Health Ministry to put spl stress on breast, cervical cancer screening
The Union Health Ministry is going to come up with new guidelines which will focus on ensuring wider cervical and breast cancer screening in India even as doctors say that women are becoming increasingly vulnerable to these diseases.
New Delhi: The Union Health Ministry is going to come up with new guidelines which will focus on ensuring wider cervical and breast cancer screening in India even as doctors say that women are becoming increasingly vulnerable to these diseases.
The government is looking to put a strong emphasis on the screening and early detection of cervical and breast cancer and the treatment of the same at the district level and in villages, said a doctor who was part of the expert panel which drafted the guidelines.
"The guidelines will be along the lines of the Tamil Nadu model and will try to ensure that screening reaches the district level and the villages.
"Universal coverage of breast cancer screening by the method of clinical breast examination and cervical cancer screening by VIA method will be stressed in the new guidelines," said Dr Neerja Bhatla, gynaecologist and obstetrician at AIIMS and a member of of the expert panel.
In India, breast cancer has become the most common cause of cancer-related deaths among women with cervical cancer being No.2 in that regard.
"We usually recommend that for cervix, the screening should start at the age of 30 while breast self-examination should start at the age of 20," she added. For cervical cancer screening, women should also undergo the Pap test, she said.
Every year, about 1.23 lakh women in India are diagnosed with cervical cancer with the disease killing 67,000 women annually. Around one out of every four women to die of cervical cancer in the world is an Indian.
"The causes (of cervical cancer) are sexual intercourse at an early age, multiple sexual partners, low immunity and even smoking, which leaves women more vulnerable, and HIV infection," Bhatla said.
As to breast cancer, she said, "Late marriage and declining trend of breast-feeding along with obesity, which is a lifestyle disease, are some of the factors.

**Problem details**
From the cancer screening article above, list every cause of cervical cancer that Dr Neerja Bhatla names.

**Data supplied**

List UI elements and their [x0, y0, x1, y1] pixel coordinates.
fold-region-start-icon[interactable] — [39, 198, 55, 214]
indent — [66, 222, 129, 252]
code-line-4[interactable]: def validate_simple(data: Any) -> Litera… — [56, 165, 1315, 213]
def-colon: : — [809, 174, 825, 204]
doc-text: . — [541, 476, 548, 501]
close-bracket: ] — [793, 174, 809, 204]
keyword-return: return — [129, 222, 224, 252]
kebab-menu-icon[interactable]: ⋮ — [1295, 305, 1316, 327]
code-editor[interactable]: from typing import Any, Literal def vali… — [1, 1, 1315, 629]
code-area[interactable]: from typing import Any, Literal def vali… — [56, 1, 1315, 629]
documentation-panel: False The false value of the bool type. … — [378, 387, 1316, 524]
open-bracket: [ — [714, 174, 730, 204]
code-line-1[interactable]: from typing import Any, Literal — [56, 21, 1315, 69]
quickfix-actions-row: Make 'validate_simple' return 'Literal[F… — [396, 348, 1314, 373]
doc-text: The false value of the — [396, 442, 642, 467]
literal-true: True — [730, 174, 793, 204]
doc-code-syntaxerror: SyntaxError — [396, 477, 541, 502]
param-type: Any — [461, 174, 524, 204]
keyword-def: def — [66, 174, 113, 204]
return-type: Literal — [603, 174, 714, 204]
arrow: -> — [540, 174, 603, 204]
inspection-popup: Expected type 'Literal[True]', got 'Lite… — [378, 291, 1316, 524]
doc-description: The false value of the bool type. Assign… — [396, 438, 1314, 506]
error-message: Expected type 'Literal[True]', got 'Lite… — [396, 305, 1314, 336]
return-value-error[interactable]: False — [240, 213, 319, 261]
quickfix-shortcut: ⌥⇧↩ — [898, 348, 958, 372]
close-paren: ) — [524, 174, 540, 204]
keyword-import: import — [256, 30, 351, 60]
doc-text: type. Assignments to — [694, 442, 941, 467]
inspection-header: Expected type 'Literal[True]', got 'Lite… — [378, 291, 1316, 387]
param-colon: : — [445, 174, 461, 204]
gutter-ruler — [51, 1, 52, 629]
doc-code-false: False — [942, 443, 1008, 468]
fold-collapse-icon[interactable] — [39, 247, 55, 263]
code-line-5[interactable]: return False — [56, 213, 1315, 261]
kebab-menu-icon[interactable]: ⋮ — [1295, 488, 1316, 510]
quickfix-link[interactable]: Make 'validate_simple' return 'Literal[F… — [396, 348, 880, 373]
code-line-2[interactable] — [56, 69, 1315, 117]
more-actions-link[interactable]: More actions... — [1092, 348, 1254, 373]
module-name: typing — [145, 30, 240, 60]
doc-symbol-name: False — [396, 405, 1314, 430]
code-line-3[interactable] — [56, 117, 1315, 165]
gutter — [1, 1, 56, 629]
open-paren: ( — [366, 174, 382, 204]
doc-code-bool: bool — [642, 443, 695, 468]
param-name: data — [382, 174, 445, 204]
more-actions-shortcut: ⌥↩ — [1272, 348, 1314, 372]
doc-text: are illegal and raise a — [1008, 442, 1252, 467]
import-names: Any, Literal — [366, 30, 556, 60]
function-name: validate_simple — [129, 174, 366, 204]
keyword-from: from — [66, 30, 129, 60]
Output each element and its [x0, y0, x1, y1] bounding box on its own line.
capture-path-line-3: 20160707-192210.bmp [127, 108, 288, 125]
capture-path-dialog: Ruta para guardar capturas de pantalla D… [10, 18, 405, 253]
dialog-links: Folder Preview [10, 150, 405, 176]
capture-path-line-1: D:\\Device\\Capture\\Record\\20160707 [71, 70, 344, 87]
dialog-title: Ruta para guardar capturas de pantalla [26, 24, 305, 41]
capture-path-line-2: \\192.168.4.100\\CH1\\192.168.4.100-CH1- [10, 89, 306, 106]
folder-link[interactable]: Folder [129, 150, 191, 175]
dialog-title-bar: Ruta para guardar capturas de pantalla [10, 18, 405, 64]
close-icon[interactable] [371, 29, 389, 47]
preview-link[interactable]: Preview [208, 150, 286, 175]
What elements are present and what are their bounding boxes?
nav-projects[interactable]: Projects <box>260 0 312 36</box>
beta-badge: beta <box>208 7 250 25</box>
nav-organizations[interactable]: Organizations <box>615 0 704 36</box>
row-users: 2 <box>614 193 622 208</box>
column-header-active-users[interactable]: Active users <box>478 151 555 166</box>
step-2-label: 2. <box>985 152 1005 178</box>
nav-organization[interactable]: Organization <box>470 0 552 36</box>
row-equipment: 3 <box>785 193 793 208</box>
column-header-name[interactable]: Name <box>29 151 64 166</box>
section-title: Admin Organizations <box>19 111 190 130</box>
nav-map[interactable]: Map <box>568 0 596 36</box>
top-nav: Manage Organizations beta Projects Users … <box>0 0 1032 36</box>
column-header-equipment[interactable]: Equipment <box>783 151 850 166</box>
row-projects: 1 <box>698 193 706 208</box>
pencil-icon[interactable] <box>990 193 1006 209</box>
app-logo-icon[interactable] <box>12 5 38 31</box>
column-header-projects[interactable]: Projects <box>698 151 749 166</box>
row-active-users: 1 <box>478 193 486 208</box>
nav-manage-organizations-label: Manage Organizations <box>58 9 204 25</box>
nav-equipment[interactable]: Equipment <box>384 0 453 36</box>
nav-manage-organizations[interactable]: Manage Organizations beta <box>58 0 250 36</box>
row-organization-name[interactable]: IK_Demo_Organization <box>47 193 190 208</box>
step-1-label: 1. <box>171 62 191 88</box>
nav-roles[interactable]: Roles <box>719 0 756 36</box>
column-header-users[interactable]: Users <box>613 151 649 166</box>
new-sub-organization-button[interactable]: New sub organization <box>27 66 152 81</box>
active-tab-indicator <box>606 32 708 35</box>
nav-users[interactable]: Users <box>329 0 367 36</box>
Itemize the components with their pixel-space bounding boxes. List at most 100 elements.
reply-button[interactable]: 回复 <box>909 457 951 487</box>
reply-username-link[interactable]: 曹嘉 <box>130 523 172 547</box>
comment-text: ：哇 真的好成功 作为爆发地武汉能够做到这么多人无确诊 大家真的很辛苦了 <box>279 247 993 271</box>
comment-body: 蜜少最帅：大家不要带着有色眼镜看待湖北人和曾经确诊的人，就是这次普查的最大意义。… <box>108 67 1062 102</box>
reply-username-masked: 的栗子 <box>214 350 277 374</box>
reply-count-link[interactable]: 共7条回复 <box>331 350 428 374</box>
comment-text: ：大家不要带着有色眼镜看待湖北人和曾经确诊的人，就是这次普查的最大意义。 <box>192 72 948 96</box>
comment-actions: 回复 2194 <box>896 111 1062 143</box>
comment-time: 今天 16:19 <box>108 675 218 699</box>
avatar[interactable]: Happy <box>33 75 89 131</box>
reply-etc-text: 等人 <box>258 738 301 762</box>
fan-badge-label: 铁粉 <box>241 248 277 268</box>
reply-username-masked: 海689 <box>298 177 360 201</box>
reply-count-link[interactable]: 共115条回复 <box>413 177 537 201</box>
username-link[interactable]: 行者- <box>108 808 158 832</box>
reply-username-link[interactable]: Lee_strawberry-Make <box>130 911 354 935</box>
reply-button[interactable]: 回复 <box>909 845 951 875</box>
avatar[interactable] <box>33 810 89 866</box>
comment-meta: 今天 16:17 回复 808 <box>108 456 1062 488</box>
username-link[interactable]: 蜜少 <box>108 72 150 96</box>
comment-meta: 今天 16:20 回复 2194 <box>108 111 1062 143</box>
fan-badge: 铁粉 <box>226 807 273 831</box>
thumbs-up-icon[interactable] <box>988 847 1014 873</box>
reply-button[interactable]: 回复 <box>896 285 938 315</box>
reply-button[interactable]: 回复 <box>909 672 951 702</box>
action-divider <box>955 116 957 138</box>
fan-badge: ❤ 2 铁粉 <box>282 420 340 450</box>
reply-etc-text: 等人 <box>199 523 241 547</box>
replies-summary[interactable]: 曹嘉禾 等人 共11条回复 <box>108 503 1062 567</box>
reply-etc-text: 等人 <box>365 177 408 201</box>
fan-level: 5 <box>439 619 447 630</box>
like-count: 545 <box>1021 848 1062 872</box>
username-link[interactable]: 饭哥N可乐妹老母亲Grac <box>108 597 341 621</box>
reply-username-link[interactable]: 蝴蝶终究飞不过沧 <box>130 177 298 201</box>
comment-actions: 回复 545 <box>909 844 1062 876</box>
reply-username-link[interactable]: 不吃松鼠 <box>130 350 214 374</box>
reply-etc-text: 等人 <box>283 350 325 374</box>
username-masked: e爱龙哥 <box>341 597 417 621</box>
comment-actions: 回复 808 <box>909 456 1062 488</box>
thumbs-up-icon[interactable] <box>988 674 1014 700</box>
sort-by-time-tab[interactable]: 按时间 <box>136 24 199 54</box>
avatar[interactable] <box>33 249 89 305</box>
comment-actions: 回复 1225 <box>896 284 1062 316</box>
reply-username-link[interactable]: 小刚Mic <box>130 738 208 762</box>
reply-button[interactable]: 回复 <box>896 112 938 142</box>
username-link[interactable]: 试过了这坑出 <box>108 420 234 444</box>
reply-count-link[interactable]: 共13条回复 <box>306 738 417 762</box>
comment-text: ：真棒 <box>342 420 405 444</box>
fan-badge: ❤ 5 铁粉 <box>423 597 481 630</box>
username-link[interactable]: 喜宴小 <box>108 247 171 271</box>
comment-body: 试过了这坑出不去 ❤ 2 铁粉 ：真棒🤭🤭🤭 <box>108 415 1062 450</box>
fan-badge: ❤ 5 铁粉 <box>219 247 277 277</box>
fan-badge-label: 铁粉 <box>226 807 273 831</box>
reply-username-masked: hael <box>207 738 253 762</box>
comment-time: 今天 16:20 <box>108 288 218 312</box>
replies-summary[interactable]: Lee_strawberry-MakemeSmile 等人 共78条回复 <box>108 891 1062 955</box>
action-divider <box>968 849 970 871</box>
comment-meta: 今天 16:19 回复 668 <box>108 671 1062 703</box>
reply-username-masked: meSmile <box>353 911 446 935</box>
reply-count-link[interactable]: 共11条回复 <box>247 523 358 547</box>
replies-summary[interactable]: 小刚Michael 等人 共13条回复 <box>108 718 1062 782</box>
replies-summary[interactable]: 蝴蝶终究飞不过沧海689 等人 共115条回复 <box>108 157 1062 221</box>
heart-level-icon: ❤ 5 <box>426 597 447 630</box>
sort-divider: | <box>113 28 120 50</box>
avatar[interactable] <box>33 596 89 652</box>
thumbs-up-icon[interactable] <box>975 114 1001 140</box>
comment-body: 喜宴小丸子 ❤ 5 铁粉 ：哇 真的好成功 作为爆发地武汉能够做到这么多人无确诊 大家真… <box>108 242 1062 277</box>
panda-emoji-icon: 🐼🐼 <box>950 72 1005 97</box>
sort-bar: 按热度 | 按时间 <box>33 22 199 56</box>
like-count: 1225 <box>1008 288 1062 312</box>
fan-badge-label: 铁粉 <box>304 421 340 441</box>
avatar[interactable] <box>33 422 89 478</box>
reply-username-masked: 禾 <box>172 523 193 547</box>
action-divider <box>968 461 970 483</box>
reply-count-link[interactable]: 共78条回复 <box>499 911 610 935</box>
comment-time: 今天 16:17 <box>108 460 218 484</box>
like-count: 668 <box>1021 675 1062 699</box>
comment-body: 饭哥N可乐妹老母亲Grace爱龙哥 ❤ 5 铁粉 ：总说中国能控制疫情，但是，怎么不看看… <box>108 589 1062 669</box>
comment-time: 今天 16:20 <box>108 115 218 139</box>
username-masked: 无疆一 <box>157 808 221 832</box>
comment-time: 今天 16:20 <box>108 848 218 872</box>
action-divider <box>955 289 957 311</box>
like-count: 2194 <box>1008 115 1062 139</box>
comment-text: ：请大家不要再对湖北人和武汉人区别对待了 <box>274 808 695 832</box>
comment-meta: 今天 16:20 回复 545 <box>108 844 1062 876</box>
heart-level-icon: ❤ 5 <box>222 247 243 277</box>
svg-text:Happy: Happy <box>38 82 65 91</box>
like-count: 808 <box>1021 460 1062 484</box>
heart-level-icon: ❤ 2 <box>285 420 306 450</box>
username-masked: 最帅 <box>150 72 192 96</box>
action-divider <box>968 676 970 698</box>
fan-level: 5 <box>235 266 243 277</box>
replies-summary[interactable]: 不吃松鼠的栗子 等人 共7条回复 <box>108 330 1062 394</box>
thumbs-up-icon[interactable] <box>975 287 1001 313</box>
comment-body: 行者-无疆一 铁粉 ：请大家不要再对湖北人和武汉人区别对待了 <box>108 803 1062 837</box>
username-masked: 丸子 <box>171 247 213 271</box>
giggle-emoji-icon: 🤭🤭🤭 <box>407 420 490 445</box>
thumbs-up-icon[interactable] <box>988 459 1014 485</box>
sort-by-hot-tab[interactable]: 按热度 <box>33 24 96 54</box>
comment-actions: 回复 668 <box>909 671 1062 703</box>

**Output**
- Sexual intercourse at an early age
- Multiple sexual partners
- Low immunity
- Smoking
- HIV infection